(SUPPLIED DATA)
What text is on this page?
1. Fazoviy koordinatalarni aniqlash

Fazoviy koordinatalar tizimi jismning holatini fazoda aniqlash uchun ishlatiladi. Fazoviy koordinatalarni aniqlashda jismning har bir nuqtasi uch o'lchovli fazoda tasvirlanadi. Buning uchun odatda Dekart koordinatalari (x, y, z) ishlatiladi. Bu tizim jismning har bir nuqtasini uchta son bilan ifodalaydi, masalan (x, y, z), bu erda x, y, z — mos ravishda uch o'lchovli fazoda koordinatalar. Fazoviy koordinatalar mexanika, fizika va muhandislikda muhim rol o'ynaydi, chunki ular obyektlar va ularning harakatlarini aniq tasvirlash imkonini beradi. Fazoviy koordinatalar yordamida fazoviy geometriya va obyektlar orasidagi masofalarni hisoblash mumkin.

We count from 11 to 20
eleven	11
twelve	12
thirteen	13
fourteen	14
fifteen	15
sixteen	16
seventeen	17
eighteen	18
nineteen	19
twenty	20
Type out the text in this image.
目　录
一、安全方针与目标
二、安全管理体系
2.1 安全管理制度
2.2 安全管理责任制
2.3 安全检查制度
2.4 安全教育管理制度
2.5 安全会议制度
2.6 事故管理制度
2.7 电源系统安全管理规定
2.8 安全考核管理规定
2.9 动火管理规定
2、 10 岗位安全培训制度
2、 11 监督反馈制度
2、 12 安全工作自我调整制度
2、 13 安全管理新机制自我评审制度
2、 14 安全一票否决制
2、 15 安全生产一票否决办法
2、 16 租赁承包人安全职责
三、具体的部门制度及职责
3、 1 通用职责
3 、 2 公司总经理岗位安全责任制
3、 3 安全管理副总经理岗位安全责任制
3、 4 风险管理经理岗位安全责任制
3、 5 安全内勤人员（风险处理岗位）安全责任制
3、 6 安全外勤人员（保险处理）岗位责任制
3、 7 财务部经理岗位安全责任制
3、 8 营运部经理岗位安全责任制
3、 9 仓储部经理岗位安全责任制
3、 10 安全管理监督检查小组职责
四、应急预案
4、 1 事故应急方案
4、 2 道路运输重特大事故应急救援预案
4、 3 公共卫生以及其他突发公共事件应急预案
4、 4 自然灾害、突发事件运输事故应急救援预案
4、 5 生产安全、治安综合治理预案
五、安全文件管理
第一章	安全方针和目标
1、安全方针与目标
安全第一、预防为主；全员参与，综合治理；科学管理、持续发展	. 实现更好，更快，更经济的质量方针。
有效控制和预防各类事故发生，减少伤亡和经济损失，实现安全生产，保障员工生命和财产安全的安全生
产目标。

(SET TASK)
Filter the listing above by the word "this"; copy each line that passes.

(FULL ANSWER)
What text is on this page?
Type out the text in this image.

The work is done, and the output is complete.